┌──

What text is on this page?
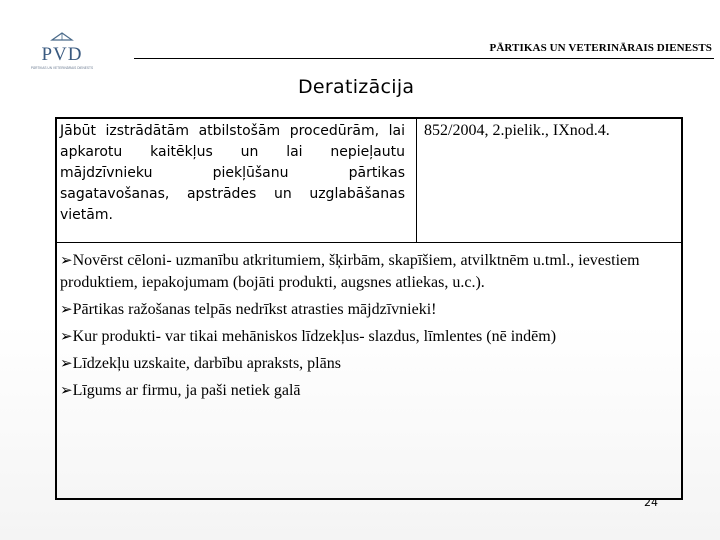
PVD
PĀRTIKAS UN VETERINĀRAIS DIENESTS
PĀRTIKAS UN VETERINĀRAIS DIENESTS
Deratizācija
Jābūt izstrādātām atbilstošām procedūrām, lai apkarotu kaitēkļus un lai nepieļautu mājdzīvnieku piekļūšanu pārtikas sagatavošanas, apstrādes un uzglabāšanas vietām.
852/2004, 2.pielik., IXnod.4.
➢Novērst cēloni- uzmanību atkritumiem, šķirbām, skapīšiem, atvilktnēm u.tml., ievestiem produktiem, iepakojumam (bojāti produkti, augsnes atliekas, u.c.).
➢Pārtikas ražošanas telpās nedrīkst atrasties mājdzīvnieki!
➢Kur produkti- var tikai mehāniskos līdzekļus- slazdus, līmlentes (nē indēm)
➢Līdzekļu uzskaite, darbību apraksts, plāns
➢Līgums ar firmu, ja paši netiek galā
24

└──

- **Task directions**
Leave out the pictures, and give all the records again exactly.

- **Exercise solution**
What text is on this page?
PVD
PĀRTIKAS UN VETERINĀRAIS DIENESTS
PĀRTIKAS UN VETERINĀRAIS DIENESTS
Deratizācija
Jābūt izstrādātām atbilstošām procedūrām, lai apkarotu kaitēkļus un lai nepieļautu mājdzīvnieku piekļūšanu pārtikas sagatavošanas, apstrādes un uzglabāšanas vietām.
852/2004, 2.pielik., IXnod.4.
➢Novērst cēloni- uzmanību atkritumiem, šķirbām, skapīšiem, atvilktnēm u.tml., ievestiem produktiem, iepakojumam (bojāti produkti, augsnes atliekas, u.c.).
➢Pārtikas ražošanas telpās nedrīkst atrasties mājdzīvnieki!
➢Kur produkti- var tikai mehāniskos līdzekļus- slazdus, līmlentes (nē indēm)
➢Līdzekļu uzskaite, darbību apraksts, plāns
➢Līgums ar firmu, ja paši netiek galā
24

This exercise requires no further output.